Available records —
* begin *
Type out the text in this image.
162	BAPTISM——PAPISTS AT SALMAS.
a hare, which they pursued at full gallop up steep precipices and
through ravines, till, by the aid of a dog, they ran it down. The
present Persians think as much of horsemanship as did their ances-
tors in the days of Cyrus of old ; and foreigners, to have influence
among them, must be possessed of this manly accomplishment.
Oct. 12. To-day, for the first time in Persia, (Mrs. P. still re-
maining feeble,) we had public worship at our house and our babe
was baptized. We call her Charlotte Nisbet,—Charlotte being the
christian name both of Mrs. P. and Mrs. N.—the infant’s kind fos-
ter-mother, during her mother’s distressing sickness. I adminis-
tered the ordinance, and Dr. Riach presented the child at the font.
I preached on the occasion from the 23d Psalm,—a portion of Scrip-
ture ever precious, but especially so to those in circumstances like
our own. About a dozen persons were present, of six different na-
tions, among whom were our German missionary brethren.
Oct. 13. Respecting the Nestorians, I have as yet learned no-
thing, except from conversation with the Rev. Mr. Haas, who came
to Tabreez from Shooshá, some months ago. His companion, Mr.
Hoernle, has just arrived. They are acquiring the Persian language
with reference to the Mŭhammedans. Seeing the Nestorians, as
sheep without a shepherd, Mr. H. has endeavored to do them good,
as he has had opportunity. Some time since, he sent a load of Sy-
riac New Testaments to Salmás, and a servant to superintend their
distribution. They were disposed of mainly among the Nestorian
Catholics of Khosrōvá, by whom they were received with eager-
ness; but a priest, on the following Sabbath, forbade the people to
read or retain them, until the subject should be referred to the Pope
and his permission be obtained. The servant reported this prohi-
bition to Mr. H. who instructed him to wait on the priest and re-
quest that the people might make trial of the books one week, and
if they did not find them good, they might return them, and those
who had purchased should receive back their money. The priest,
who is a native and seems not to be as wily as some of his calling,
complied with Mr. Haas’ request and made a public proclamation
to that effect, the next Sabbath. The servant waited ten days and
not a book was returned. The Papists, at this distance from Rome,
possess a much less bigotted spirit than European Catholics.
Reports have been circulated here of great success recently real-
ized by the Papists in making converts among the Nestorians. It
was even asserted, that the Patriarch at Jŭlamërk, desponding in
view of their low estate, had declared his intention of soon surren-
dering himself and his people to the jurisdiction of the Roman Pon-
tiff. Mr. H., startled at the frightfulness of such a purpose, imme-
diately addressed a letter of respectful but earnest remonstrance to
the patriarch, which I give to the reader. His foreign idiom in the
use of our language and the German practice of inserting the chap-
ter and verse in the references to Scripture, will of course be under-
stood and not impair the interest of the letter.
* end *
Problem statement — Copy out every line of the data that includes "whom".

Correct output —
tions, among whom were our German missionary brethren.
Catholics of Khosrōvá, by whom they were received with eager-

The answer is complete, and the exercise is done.